- INPUT MATERIAL -
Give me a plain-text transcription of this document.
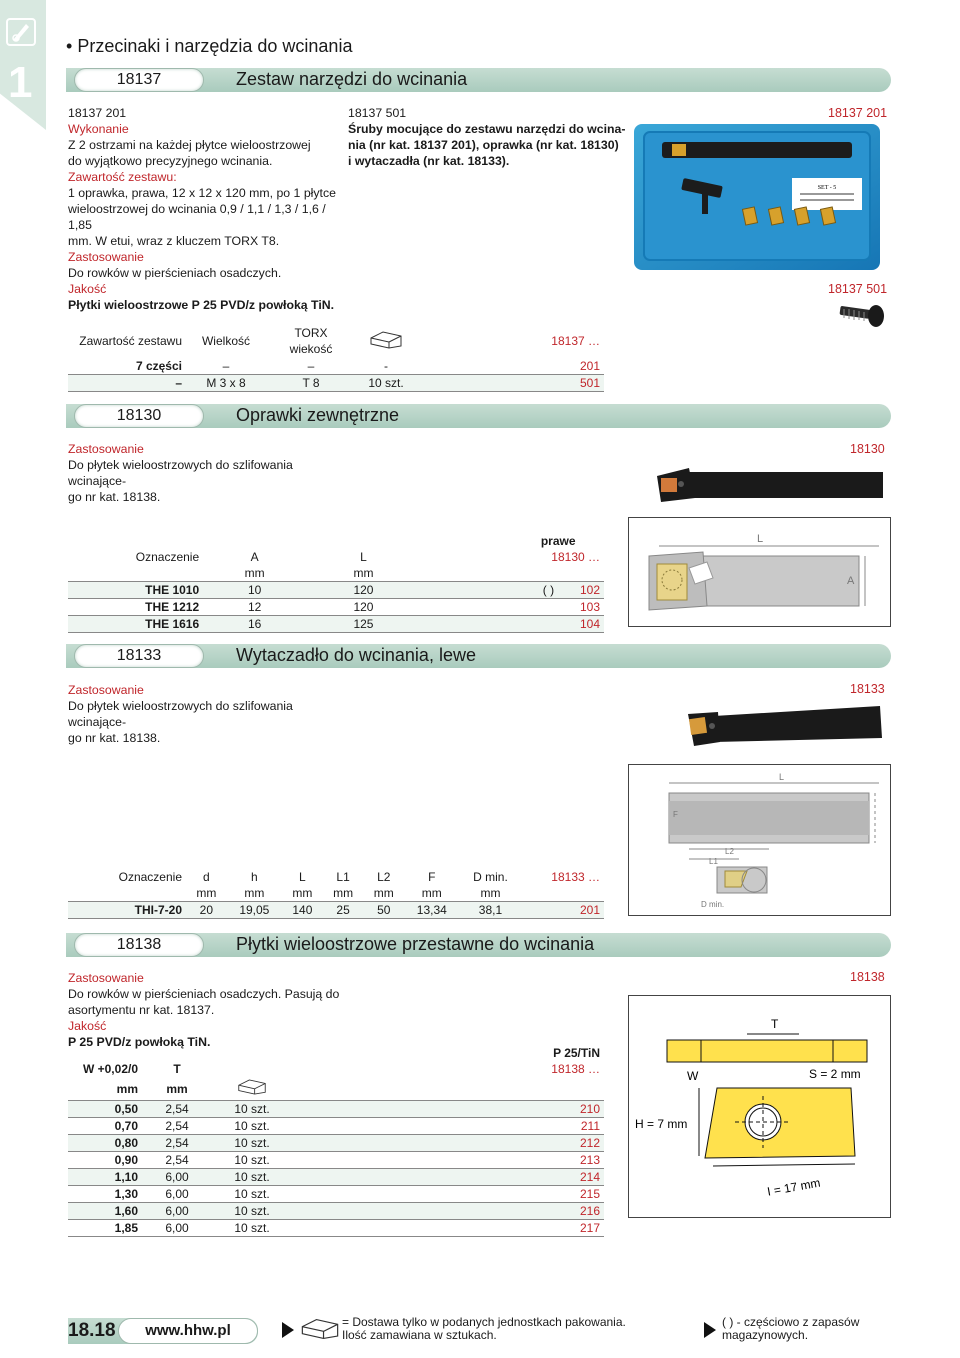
1
• Przecinaki i narzędzia do wcinania
18137	Zestaw narzędzi do wcinania
18137 201
Wykonanie
Z 2 ostrzami na każdej płytce wieloostrzowej
do wyjątkowo precyzyjnego wcinania.
Zawartość zestawu:
1 oprawka, prawa, 12 x 12 x 120 mm, po 1 płytce
wieloostrzowej do wcinania 0,9 / 1,1 / 1,3 / 1,6 / 1,85
mm. W etui, wraz z kluczem TORX T8.
Zastosowanie
Do rowków w pierścieniach osadczych.
Jakość
Płytki wieloostrzowe P 25 PVD/z powłoką TiN.
18137 501
Śruby mocujące do zestawu narzędzi do wcina-
nia (nr kat. 18137 201), oprawka (nr kat. 18130)
i wytaczadła (nr kat. 18133).
18137 201
SET - 5
18137 501
Zawartość zestawu	Wielkość	TORX wiekość		18137 …
7 części	–	–	-	201
–	M 3 x 8	T 8	10 szt.	501
18130	Oprawki zewnętrzne
Zastosowanie
Do płytek wieloostrzowych do szlifowania wcinające-
go nr kat. 18138.
18130
				prawe	
Oznaczenie	A	L		18130 …	
	mm	mm			
THE 1010	10	120		( )	102
THE 1212	12	120			103
THE 1616	16	125			104
L
A
18133	Wytaczadło do wcinania, lewe
Zastosowanie
Do płytek wieloostrzowych do szlifowania wcinające-
go nr kat. 18138.
18133
Oznaczenie	d	h	L	L1	L2	F	D min.	18133 …
	mm	mm	mm	mm	mm	mm	mm	
THI-7-20	20	19,05	140	25	50	13,34	38,1	201
L
F
L2
L1
D min.
18138	Płytki wieloostrzowe przestawne do wcinania
Zastosowanie
Do rowków w pierścieniach osadczych. Pasują do
asortymentu nr kat. 18137.
Jakość
P 25 PVD/z powłoką TiN.
18138
			P 25/TiN
W +0,02/0	T		18138 …
mm	mm		
0,50	2,54	10 szt.	210
0,70	2,54	10 szt.	211
0,80	2,54	10 szt.	212
0,90	2,54	10 szt.	213
1,10	6,00	10 szt.	214
1,30	6,00	10 szt.	215
1,60	6,00	10 szt.	216
1,85	6,00	10 szt.	217
T
W	S = 2 mm
H = 7 mm
I = 17 mm
18.18	www.hhw.pl	= Dostawa tylko w podanych jednostkach pakowania. Ilość zamawiana w sztukach.
( ) - częściowo z zapasów magazynowych.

- WHAT THE EXERCISE ASKS -
Take each line containing the string "wcinania" and copy it out.

- TASK RESPONSE -
• Przecinaki i narzędzia do wcinania
18137	Zestaw narzędzi do wcinania
do wyjątkowo precyzyjnego wcinania.
wieloostrzowej do wcinania 0,9 / 1,1 / 1,3 / 1,6 / 1,85
18133	Wytaczadło do wcinania, lewe
18138	Płytki wieloostrzowe przestawne do wcinania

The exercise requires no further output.